-- Begin RECORDS FOR THIS TASK --

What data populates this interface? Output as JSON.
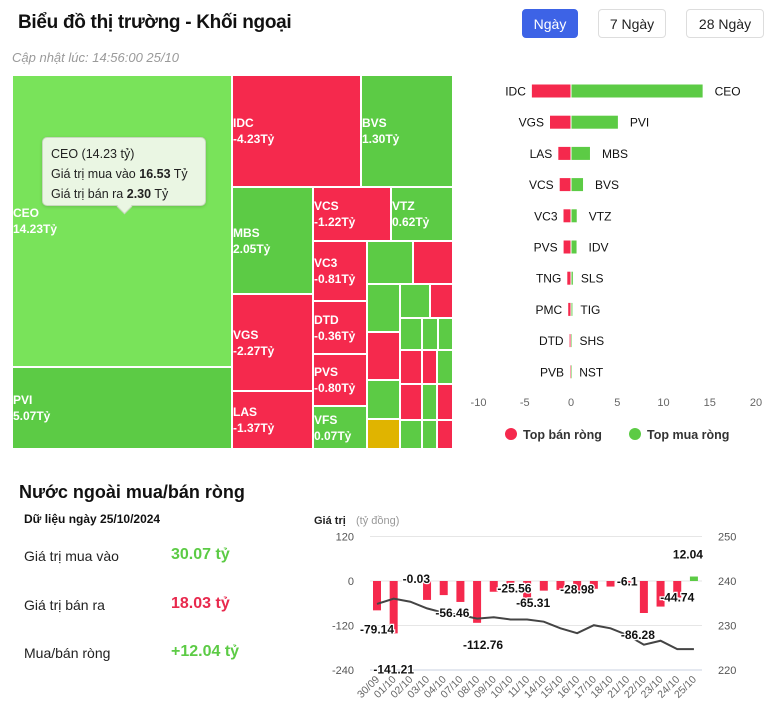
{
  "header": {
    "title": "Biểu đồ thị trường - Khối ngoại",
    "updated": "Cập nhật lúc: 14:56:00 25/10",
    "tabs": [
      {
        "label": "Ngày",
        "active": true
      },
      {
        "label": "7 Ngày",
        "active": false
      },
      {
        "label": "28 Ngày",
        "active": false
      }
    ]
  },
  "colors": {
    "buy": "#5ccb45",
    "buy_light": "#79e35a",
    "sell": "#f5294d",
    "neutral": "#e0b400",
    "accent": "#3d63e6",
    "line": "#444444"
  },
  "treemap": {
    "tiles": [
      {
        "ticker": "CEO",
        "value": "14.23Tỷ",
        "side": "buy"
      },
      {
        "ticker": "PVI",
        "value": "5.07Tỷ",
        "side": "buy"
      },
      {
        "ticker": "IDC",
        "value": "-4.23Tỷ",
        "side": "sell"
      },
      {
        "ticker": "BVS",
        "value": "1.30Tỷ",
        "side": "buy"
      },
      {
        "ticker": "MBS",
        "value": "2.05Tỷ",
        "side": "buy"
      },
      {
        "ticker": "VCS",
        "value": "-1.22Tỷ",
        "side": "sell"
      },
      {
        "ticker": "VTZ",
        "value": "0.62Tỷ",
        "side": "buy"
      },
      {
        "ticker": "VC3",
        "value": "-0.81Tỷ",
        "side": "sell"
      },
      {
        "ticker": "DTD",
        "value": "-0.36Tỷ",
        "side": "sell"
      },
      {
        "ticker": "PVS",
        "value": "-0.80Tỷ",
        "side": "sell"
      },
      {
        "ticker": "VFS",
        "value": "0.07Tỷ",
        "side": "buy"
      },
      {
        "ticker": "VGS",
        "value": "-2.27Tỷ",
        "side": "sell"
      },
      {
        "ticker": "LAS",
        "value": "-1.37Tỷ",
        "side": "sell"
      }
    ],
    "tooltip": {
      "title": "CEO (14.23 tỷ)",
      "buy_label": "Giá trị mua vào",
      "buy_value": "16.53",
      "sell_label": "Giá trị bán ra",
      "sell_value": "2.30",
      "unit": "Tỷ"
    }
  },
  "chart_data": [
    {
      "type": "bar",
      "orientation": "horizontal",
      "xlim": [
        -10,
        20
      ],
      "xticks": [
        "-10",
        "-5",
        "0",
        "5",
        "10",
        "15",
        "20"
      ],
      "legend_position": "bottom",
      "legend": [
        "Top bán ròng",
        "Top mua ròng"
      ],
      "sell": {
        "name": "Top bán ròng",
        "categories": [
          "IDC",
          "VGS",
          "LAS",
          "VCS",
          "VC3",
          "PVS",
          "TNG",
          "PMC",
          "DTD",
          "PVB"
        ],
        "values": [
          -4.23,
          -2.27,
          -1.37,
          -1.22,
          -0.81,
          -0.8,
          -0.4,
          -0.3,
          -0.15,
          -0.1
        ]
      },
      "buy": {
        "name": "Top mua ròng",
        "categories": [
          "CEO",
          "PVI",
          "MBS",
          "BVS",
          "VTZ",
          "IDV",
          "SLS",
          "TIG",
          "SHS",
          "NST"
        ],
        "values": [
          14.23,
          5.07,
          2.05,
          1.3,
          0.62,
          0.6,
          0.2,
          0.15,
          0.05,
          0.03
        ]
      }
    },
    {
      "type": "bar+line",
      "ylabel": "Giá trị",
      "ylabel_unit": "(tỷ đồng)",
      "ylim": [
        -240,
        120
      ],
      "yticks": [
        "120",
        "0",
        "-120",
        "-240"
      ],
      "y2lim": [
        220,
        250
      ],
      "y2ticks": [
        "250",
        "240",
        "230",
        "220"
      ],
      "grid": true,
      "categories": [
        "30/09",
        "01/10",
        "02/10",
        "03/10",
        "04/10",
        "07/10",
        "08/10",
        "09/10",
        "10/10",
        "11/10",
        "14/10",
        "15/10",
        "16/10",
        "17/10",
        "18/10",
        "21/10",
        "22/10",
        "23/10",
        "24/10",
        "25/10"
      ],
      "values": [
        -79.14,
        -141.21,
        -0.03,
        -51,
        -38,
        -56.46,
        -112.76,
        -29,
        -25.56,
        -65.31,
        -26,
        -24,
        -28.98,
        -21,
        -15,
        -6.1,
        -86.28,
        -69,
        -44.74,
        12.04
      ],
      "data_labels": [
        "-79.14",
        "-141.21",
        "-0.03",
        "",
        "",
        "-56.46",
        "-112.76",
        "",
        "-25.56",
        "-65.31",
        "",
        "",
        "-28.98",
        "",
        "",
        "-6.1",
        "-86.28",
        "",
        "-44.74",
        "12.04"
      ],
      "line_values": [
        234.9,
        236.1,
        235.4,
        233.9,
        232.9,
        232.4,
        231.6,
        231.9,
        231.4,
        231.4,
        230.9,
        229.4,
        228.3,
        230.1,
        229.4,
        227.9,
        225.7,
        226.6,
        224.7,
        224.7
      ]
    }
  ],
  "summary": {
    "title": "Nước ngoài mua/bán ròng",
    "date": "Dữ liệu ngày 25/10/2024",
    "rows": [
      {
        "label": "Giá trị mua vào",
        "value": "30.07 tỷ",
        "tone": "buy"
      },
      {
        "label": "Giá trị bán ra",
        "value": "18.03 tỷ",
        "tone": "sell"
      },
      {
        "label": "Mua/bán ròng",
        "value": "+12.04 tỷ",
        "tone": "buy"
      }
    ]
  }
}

-- End RECORDS FOR THIS TASK --
-- Begin RECORDS FOR THIS TASK --

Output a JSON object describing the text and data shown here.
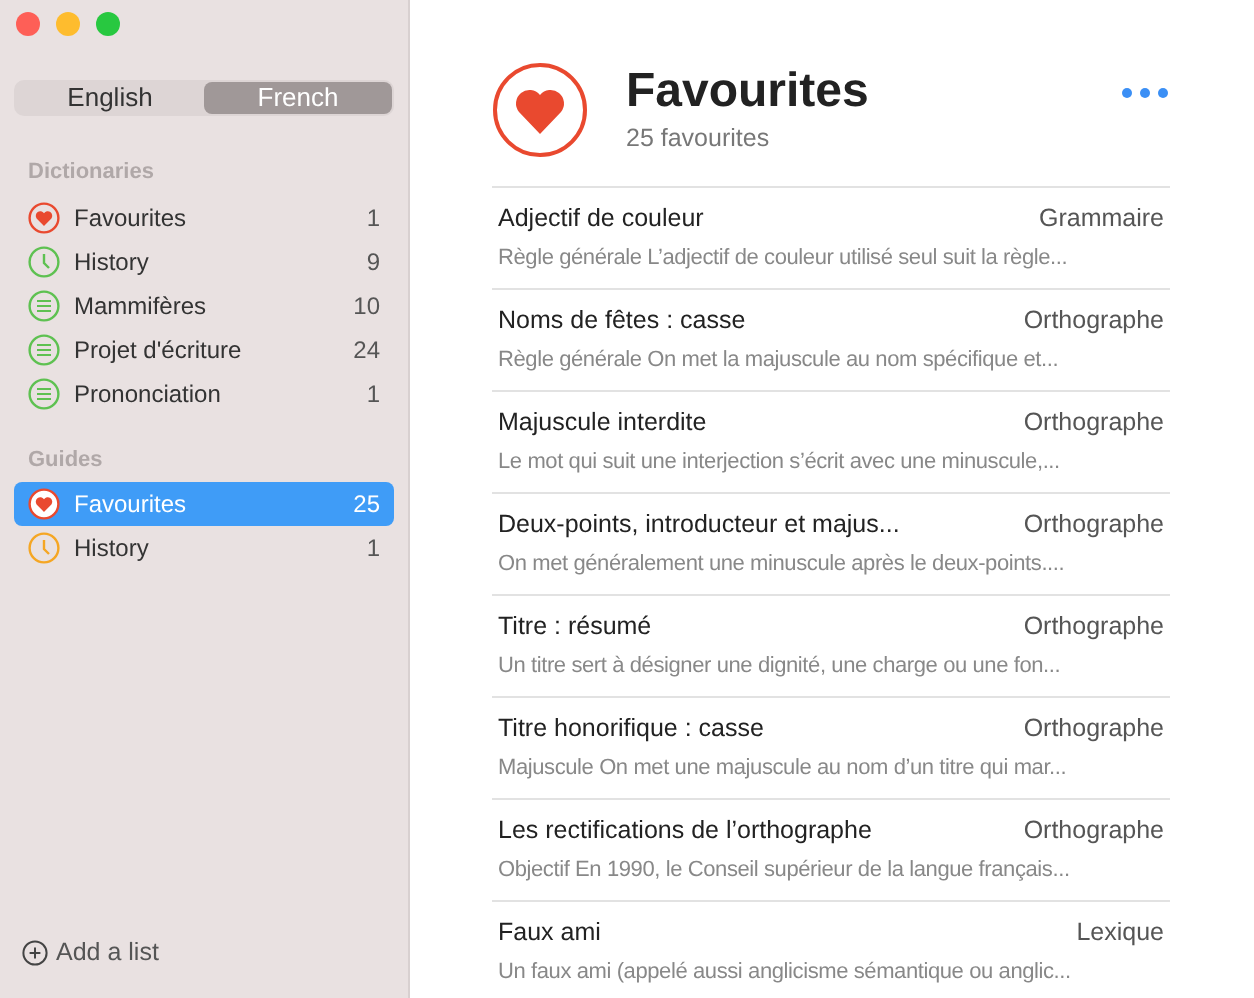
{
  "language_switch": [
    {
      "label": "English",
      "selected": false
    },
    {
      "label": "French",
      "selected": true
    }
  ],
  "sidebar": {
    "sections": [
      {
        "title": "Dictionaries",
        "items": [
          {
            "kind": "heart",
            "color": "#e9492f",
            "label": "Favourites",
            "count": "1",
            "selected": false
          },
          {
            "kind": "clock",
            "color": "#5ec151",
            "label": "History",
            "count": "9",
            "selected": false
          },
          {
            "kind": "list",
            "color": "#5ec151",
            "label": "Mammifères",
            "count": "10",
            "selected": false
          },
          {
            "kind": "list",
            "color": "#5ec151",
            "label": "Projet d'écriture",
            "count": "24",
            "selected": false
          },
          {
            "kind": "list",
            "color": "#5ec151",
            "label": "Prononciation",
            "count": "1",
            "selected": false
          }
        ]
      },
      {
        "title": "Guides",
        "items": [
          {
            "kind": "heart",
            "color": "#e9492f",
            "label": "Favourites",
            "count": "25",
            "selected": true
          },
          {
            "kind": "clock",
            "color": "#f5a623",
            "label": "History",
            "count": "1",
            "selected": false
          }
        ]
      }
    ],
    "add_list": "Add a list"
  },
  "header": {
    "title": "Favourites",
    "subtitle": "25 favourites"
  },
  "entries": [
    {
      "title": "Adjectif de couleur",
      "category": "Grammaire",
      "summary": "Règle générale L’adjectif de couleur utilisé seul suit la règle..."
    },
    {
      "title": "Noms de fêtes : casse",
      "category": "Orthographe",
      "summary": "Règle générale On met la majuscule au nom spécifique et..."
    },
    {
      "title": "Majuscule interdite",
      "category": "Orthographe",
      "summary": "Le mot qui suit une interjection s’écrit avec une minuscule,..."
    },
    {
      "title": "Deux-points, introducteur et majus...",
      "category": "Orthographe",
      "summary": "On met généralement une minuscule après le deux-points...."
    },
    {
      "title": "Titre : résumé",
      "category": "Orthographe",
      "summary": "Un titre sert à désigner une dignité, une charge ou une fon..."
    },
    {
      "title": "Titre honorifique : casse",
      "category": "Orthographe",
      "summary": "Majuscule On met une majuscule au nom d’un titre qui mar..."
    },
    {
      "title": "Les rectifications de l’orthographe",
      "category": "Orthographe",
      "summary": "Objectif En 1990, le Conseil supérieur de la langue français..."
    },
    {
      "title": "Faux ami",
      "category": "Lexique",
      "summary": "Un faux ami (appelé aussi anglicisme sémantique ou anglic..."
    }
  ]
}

-- End RECORDS FOR THIS TASK --

Lines in the records that hold the word "couleur" are to be counted; give only the total.

» SOLUTION FOR THIS PROBLEM
2